- _RAW DATA_:
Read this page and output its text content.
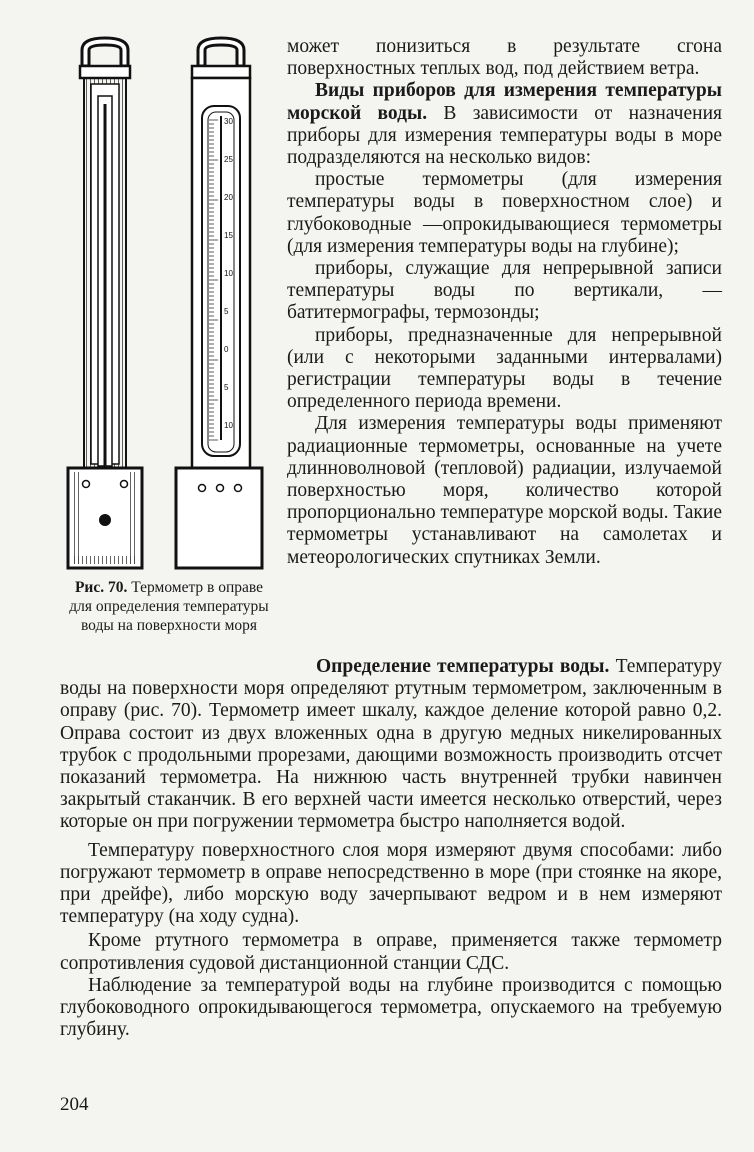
30
25
20
15
10
5
0
5
10
Рис. 70. Термометр в оправе для определения температуры воды на поверхности моря

может понизиться в результате сгона поверхностных теплых вод, под действием ветра.

Виды приборов для измерения температуры морской воды. В зависимости от назначения приборы для измерения температуры воды в море подразделяются на несколько видов:

простые термометры (для измерения температуры воды в поверхностном слое) и глубоководные —опрокидывающиеся термометры (для измерения температуры воды на глубине);

приборы, служащие для непрерывной записи температуры воды по вертикали, — батитермографы, термозонды;

приборы, предназначенные для непрерывной (или с некоторыми заданными интервалами) регистрации температуры воды в течение определенного периода времени.

Для измерения температуры воды применяют радиационные термометры, основанные на учете длинноволновой (тепловой) радиации, излучаемой поверхностью моря, количество которой пропорционально температуре морской воды. Такие термометры устанавливают на самолетах и метеорологических спутниках Земли.

Определение температуры воды. Температуру воды на поверхности моря определяют ртутным термометром, заключенным в оправу (рис. 70). Термометр имеет шкалу, каждое деление которой равно 0,2. Оправа состоит из двух вложенных одна в другую медных никелированных трубок с продольными прорезами, дающими возможность производить отсчет показаний термометра. На нижнюю часть внутренней трубки навинчен закрытый стаканчик. В его верхней части имеется несколько отверстий, через которые он при погружении термометра быстро наполняется водой.

Температуру поверхностного слоя моря измеряют двумя способами: либо погружают термометр в оправе непосредственно в море (при стоянке на якоре, при дрейфе), либо морскую воду зачерпывают ведром и в нем измеряют температуру (на ходу судна).

Кроме ртутного термометра в оправе, применяется также термометр сопротивления судовой дистанционной станции СДС.

Наблюдение за температурой воды на глубине производится с помощью глубоководного опрокидывающегося термометра, опускаемого на требуемую глубину.

204
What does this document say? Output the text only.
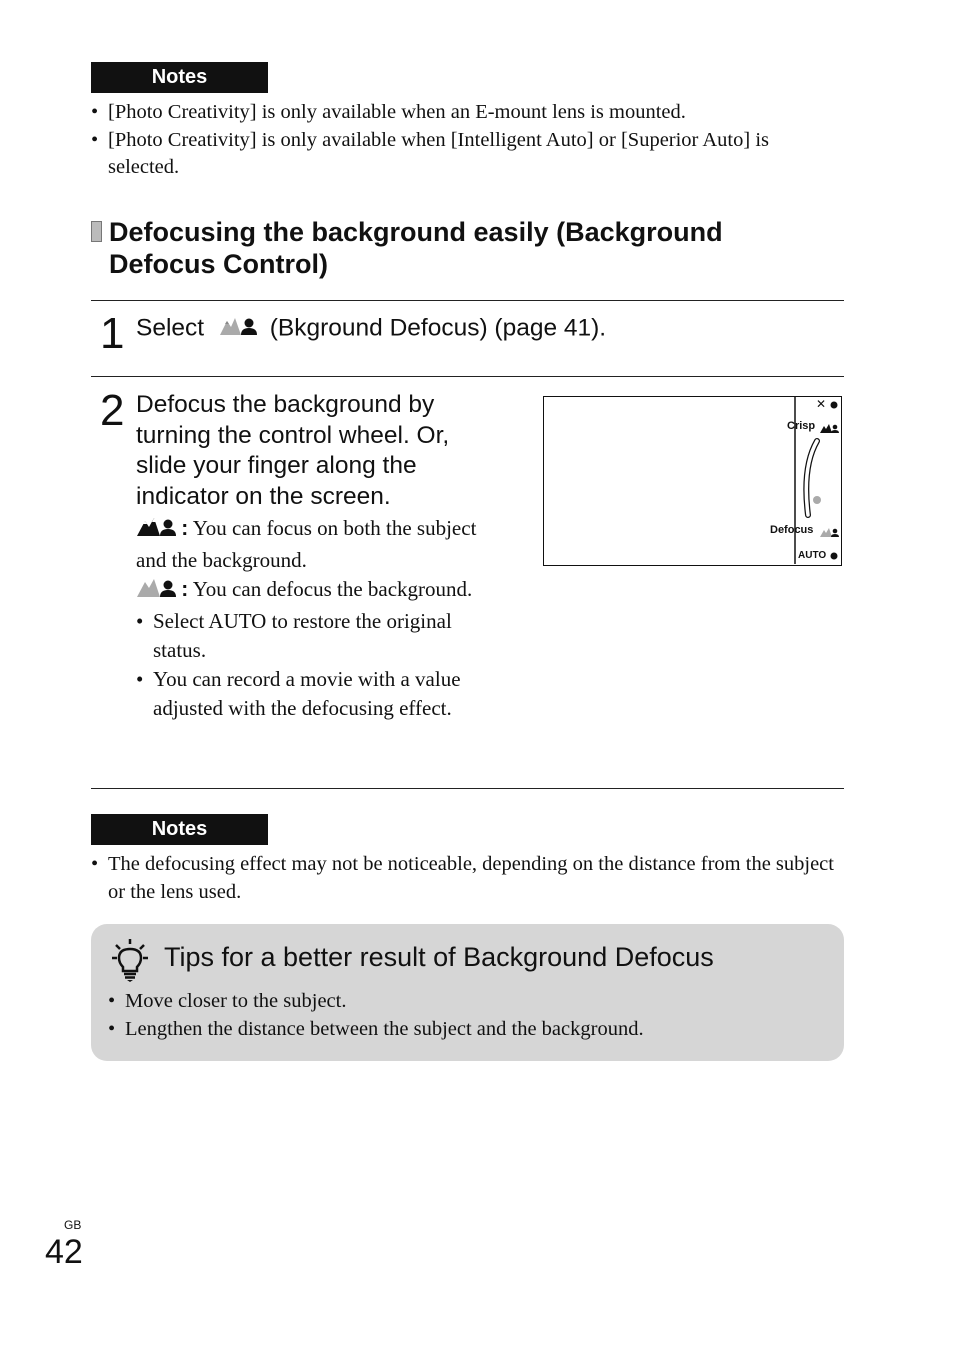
Notes
• [Photo Creativity] is only available when an E-mount lens is mounted.
• [Photo Creativity] is only available when [Intelligent Auto] or [Superior Auto] is selected.
Defocusing the background easily (Background Defocus Control)
1 Select	(Bkground Defocus) (page 41).
2 Defocus the background by turning the control wheel. Or, slide your finger along the indicator on the screen.
: You can focus on both the subject and the background.
: You can defocus the background.
• Select AUTO to restore the original status.
• You can record a movie with a value adjusted with the defocusing effect.
✕
Crisp
Defocus
AUTO
Notes
• The defocusing effect may not be noticeable, depending on the distance from the subject or the lens used.
Tips for a better result of Background Defocus
• Move closer to the subject.
• Lengthen the distance between the subject and the background.
GB
42
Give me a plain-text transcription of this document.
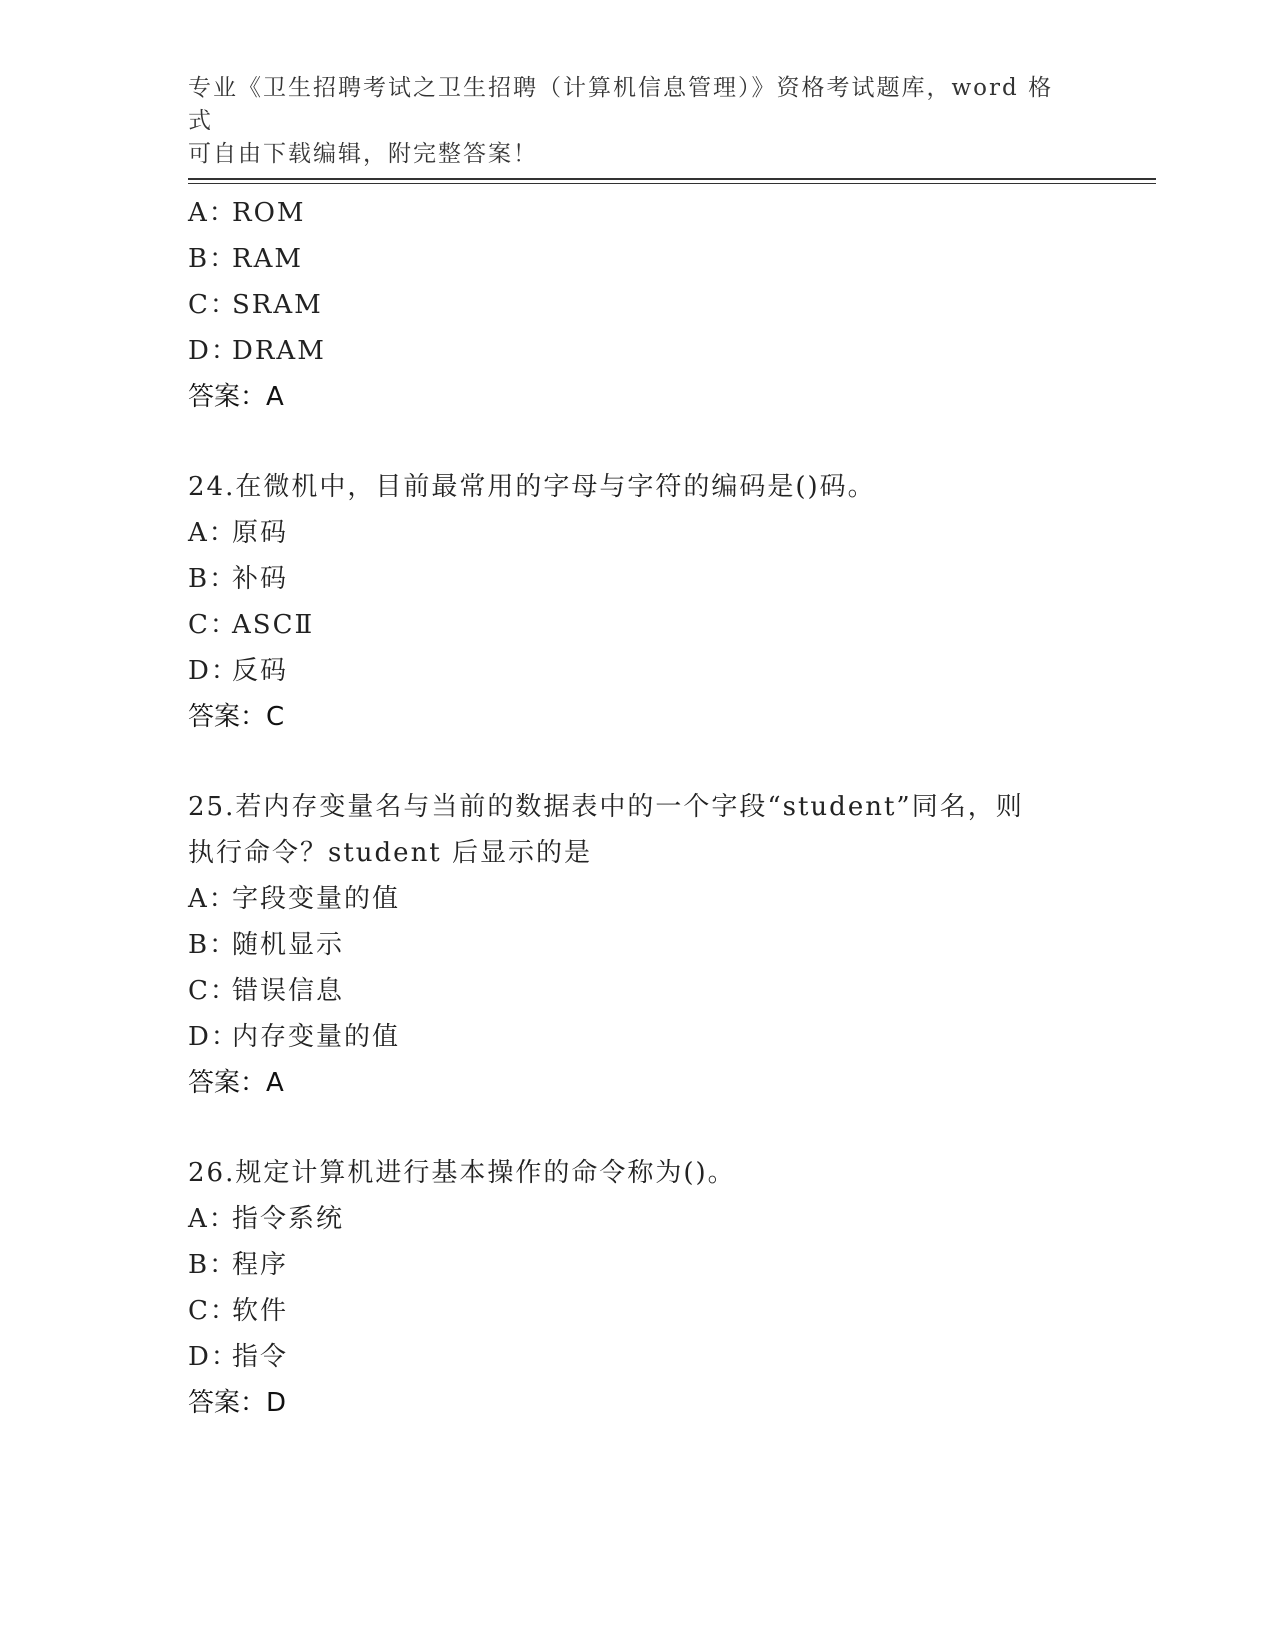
专业《卫生招聘考试之卫生招聘（计算机信息管理）》资格考试题库，word 格式
可自由下载编辑，附完整答案！
A：ROM
B：RAM
C：SRAM
D：DRAM
答案：A
24.在微机中，目前最常用的字母与字符的编码是()码。
A：原码
B：补码
C：ASCⅡ
D：反码
答案：C
25.若内存变量名与当前的数据表中的一个字段“student”同名，则
执行命令？student 后显示的是
A：字段变量的值
B：随机显示
C：错误信息
D：内存变量的值
答案：A
26.规定计算机进行基本操作的命令称为()。
A：指令系统
B：程序
C：软件
D：指令
答案：D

- _JOB_: Copy out each line exactly, without the pictures.

- _SOLUTION FOR THIS PROBLEM_:
Read this page and output its text content.
30
25
20
15
10
5
0
5
10
Рис. 70. Термометр в оправе для определения температуры воды на поверхности моря

может понизиться в результате сгона поверхностных теплых вод, под действием ветра.

Виды приборов для измерения температуры морской воды. В зависимости от назначения приборы для измерения температуры воды в море подразделяются на несколько видов:

простые термометры (для измерения температуры воды в поверхностном слое) и глубоководные —опрокидывающиеся термометры (для измерения температуры воды на глубине);

приборы, служащие для непрерывной записи температуры воды по вертикали, — батитермографы, термозонды;

приборы, предназначенные для непрерывной (или с некоторыми заданными интервалами) регистрации температуры воды в течение определенного периода времени.

Для измерения температуры воды применяют радиационные термометры, основанные на учете длинноволновой (тепловой) радиации, излучаемой поверхностью моря, количество которой пропорционально температуре морской воды. Такие термометры устанавливают на самолетах и метеорологических спутниках Земли.

Определение температуры воды. Температуру воды на поверхности моря определяют ртутным термометром, заключенным в оправу (рис. 70). Термометр имеет шкалу, каждое деление которой равно 0,2. Оправа состоит из двух вложенных одна в другую медных никелированных трубок с продольными прорезами, дающими возможность производить отсчет показаний термометра. На нижнюю часть внутренней трубки навинчен закрытый стаканчик. В его верхней части имеется несколько отверстий, через которые он при погружении термометра быстро наполняется водой.

Температуру поверхностного слоя моря измеряют двумя способами: либо погружают термометр в оправе непосредственно в море (при стоянке на якоре, при дрейфе), либо морскую воду зачерпывают ведром и в нем измеряют температуру (на ходу судна).

Кроме ртутного термометра в оправе, применяется также термометр сопротивления судовой дистанционной станции СДС.

Наблюдение за температурой воды на глубине производится с помощью глубоководного опрокидывающегося термометра, опускаемого на требуемую глубину.

204
What does this document say? Output the text only.
Notes
• [Photo Creativity] is only available when an E-mount lens is mounted.
• [Photo Creativity] is only available when [Intelligent Auto] or [Superior Auto] is selected.
Defocusing the background easily (Background Defocus Control)
1 Select	(Bkground Defocus) (page 41).
2 Defocus the background by turning the control wheel. Or, slide your finger along the indicator on the screen.
: You can focus on both the subject and the background.
: You can defocus the background.
• Select AUTO to restore the original status.
• You can record a movie with a value adjusted with the defocusing effect.
✕
Crisp
Defocus
AUTO
Notes
• The defocusing effect may not be noticeable, depending on the distance from the subject or the lens used.
Tips for a better result of Background Defocus
• Move closer to the subject.
• Lengthen the distance between the subject and the background.
GB
42
Give me a plain-text transcription of this document.
专业《卫生招聘考试之卫生招聘（计算机信息管理）》资格考试题库，word 格式
可自由下载编辑，附完整答案！
A：ROM
B：RAM
C：SRAM
D：DRAM
答案：A
24.在微机中，目前最常用的字母与字符的编码是()码。
A：原码
B：补码
C：ASCⅡ
D：反码
答案：C
25.若内存变量名与当前的数据表中的一个字段“student”同名，则
执行命令？student 后显示的是
A：字段变量的值
B：随机显示
C：错误信息
D：内存变量的值
答案：A
26.规定计算机进行基本操作的命令称为()。
A：指令系统
B：程序
C：软件
D：指令
答案：D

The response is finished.